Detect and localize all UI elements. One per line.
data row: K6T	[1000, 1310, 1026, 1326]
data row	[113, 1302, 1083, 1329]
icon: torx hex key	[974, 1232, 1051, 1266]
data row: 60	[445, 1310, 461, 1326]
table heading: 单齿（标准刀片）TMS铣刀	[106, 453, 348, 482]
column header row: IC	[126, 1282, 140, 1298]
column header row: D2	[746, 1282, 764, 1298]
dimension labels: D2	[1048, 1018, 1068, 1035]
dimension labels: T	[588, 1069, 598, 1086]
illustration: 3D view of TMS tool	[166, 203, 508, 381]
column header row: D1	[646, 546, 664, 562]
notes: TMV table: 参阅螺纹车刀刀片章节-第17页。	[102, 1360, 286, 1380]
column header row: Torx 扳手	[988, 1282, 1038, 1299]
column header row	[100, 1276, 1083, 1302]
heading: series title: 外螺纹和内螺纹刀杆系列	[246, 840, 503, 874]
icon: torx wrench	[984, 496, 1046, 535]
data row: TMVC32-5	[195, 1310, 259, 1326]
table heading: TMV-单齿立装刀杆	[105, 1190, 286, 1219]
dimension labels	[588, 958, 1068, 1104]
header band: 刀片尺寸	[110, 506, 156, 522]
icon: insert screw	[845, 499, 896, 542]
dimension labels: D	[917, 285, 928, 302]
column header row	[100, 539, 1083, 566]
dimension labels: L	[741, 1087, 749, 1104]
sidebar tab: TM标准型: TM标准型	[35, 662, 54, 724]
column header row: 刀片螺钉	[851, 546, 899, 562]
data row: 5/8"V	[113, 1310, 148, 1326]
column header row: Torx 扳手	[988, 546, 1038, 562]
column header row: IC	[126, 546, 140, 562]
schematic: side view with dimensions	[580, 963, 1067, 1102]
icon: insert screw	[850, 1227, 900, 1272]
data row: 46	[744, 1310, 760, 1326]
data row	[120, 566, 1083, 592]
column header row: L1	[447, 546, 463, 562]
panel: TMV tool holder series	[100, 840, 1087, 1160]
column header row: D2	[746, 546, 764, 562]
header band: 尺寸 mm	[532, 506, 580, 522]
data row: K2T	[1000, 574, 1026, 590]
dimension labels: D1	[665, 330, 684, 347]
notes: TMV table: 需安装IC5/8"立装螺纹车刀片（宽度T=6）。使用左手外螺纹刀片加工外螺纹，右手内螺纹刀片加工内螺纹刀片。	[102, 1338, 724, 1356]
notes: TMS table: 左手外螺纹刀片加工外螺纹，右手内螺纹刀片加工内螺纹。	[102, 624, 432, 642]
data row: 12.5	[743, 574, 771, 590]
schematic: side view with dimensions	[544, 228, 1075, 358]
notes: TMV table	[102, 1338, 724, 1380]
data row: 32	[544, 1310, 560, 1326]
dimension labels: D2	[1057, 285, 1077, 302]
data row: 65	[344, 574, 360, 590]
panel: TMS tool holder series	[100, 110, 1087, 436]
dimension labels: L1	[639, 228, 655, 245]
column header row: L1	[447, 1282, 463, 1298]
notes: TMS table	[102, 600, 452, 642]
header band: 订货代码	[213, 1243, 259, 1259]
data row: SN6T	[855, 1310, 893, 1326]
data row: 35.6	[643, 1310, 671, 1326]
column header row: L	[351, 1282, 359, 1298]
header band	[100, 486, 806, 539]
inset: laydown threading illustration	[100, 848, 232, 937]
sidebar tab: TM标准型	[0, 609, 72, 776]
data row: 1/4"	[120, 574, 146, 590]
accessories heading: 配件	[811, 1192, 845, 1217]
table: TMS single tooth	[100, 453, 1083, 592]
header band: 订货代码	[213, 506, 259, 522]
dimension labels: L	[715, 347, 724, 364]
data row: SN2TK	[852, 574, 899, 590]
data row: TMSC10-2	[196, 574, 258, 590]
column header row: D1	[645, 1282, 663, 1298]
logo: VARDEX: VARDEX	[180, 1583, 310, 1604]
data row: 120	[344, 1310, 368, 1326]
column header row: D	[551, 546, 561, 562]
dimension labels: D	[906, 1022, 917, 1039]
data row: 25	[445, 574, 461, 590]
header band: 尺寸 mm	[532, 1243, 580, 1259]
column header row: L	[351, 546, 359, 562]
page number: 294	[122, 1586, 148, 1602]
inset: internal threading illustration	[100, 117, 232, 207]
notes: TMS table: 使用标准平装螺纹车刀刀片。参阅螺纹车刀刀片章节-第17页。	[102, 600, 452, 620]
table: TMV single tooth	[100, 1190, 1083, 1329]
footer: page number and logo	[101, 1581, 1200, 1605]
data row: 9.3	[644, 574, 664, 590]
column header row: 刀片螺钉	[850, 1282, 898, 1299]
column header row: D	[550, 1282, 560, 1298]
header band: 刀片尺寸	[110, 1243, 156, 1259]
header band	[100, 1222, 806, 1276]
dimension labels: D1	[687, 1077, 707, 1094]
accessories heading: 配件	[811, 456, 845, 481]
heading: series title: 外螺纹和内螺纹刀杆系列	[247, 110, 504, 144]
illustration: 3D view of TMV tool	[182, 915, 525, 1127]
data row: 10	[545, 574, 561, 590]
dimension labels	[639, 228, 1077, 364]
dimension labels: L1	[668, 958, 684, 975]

+++++

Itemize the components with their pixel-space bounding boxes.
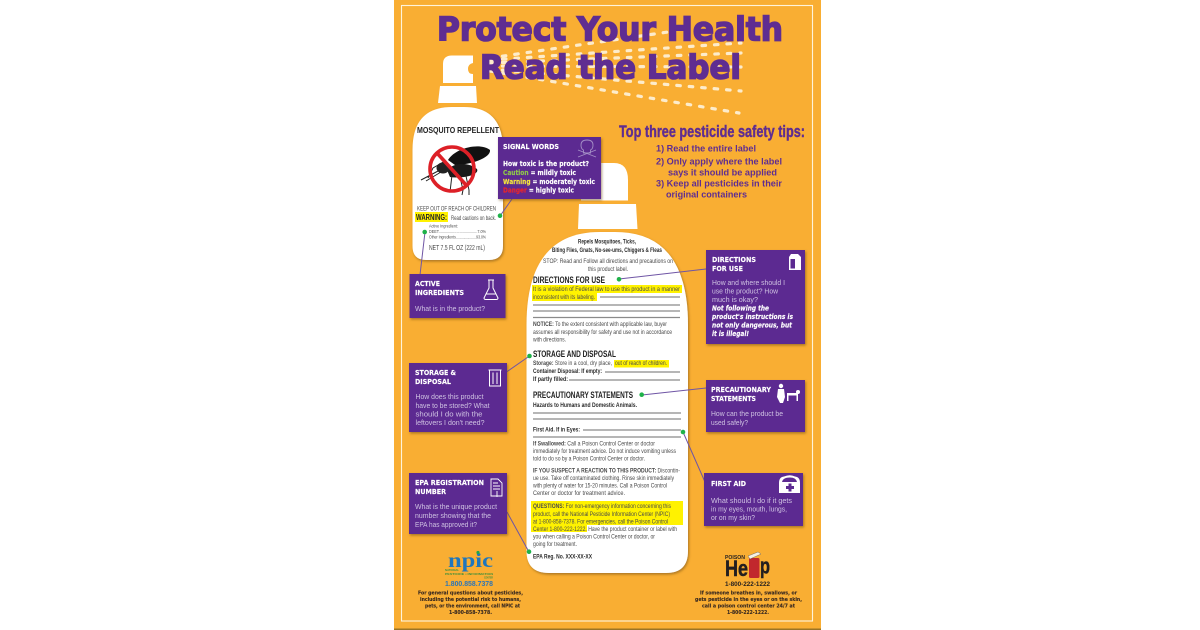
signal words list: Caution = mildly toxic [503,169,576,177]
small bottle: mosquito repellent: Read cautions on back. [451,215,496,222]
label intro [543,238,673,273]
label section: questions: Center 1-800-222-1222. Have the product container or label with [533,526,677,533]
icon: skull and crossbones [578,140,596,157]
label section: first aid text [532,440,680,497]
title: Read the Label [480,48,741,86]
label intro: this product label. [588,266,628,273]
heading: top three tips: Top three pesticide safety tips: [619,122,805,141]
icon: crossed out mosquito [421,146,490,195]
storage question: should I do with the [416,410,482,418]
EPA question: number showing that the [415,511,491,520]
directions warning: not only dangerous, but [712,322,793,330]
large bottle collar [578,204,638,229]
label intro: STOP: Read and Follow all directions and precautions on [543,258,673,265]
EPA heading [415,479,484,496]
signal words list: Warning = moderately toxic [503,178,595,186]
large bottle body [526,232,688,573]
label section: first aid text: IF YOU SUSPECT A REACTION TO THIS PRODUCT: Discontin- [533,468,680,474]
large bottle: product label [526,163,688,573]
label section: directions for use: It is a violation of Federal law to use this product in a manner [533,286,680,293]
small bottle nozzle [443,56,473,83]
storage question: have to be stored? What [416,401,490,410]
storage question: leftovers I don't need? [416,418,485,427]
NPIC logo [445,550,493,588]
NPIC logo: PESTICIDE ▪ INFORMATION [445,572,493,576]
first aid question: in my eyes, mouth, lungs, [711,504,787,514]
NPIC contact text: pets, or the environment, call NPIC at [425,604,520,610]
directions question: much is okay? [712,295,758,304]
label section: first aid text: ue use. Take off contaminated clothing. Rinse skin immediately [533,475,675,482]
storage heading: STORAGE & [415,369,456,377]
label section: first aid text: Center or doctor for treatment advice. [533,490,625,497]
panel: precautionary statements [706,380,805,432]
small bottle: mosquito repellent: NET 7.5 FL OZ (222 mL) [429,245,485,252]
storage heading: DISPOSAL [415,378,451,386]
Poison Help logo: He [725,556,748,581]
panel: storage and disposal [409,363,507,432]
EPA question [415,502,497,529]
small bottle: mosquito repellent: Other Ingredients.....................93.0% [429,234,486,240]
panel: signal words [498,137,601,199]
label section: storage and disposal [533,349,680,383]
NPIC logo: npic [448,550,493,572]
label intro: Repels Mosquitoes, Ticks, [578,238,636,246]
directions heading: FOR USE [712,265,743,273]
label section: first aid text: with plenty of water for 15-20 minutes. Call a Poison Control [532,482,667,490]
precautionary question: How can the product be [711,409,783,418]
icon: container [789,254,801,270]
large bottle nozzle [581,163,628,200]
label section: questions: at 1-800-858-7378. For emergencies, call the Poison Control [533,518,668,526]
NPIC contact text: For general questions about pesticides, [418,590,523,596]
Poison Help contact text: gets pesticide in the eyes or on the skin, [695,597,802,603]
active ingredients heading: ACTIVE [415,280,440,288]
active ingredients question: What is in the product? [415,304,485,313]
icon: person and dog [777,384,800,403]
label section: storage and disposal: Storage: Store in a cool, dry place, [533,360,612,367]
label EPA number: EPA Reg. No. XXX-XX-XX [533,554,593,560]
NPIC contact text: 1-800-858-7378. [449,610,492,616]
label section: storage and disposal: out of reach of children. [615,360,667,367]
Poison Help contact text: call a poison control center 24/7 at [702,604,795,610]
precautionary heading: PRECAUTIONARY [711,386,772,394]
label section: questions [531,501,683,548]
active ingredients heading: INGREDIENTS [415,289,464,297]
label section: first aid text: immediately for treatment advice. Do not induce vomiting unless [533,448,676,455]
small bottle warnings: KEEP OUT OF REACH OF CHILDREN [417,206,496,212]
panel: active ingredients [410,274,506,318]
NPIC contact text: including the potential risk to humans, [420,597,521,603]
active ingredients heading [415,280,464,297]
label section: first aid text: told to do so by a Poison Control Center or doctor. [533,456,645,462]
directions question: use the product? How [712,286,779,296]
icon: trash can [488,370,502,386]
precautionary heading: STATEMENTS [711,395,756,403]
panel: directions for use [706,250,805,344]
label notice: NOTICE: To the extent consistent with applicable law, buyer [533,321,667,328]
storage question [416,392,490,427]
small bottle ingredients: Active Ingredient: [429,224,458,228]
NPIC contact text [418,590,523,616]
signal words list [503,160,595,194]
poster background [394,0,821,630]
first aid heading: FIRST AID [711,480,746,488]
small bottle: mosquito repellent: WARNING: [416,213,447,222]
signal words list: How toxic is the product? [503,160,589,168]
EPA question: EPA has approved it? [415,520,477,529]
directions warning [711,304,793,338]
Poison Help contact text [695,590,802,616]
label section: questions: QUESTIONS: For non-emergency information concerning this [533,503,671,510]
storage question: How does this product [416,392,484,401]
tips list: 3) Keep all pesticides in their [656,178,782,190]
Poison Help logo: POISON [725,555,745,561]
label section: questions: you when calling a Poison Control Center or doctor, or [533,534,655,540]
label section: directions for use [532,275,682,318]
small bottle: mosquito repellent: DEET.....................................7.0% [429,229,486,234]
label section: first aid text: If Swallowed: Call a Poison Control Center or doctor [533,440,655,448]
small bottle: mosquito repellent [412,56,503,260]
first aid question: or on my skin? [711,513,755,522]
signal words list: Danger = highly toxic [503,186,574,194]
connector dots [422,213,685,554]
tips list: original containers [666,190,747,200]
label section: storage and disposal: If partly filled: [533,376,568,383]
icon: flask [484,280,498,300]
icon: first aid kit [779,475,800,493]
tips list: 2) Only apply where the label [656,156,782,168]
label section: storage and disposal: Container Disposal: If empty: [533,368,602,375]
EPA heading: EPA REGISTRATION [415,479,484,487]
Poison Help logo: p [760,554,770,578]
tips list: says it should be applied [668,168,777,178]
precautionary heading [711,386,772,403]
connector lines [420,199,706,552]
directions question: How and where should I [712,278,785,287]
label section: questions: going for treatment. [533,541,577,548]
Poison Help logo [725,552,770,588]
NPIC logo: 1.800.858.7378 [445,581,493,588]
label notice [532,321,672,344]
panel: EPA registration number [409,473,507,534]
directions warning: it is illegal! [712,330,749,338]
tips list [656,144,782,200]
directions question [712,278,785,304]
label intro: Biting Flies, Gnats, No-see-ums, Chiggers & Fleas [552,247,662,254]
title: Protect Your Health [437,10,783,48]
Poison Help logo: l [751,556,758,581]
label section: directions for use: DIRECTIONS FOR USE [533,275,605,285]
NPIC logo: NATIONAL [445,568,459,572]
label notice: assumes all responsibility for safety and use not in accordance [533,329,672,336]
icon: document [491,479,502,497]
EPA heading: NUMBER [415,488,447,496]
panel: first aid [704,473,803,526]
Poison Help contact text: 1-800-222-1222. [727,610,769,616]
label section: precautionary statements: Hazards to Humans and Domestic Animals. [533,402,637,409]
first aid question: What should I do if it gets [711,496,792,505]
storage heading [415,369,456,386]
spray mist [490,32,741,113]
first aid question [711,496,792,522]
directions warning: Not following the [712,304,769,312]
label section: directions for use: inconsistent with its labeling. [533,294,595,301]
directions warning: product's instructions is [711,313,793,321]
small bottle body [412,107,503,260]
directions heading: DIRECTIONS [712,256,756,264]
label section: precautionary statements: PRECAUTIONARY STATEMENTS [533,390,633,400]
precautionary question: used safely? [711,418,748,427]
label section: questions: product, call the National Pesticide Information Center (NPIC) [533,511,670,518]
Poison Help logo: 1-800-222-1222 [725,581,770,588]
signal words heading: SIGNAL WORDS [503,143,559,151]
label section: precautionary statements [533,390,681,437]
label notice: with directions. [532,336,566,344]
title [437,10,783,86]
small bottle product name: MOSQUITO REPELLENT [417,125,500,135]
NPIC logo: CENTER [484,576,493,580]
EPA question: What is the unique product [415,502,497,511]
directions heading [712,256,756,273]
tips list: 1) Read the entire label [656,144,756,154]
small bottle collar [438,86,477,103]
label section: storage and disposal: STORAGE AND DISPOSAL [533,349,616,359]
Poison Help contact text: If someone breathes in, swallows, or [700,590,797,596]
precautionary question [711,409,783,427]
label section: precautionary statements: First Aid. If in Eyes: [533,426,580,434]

+++++

■ **Written instruction**
Return the listing lines starting at the one containing "signal words list: Caution" and ending at the one containing "title: Read the Label [480,48,741,86]", copied without any changes.

■ **Full answer**
signal words list: Caution = mildly toxic [503,169,576,177]
small bottle: mosquito repellent: Read cautions on back. [451,215,496,222]
label intro [543,238,673,273]
label section: questions: Center 1-800-222-1222. Have the product container or label with [533,526,677,533]
icon: skull and crossbones [578,140,596,157]
label section: first aid text [532,440,680,497]
title: Read the Label [480,48,741,86]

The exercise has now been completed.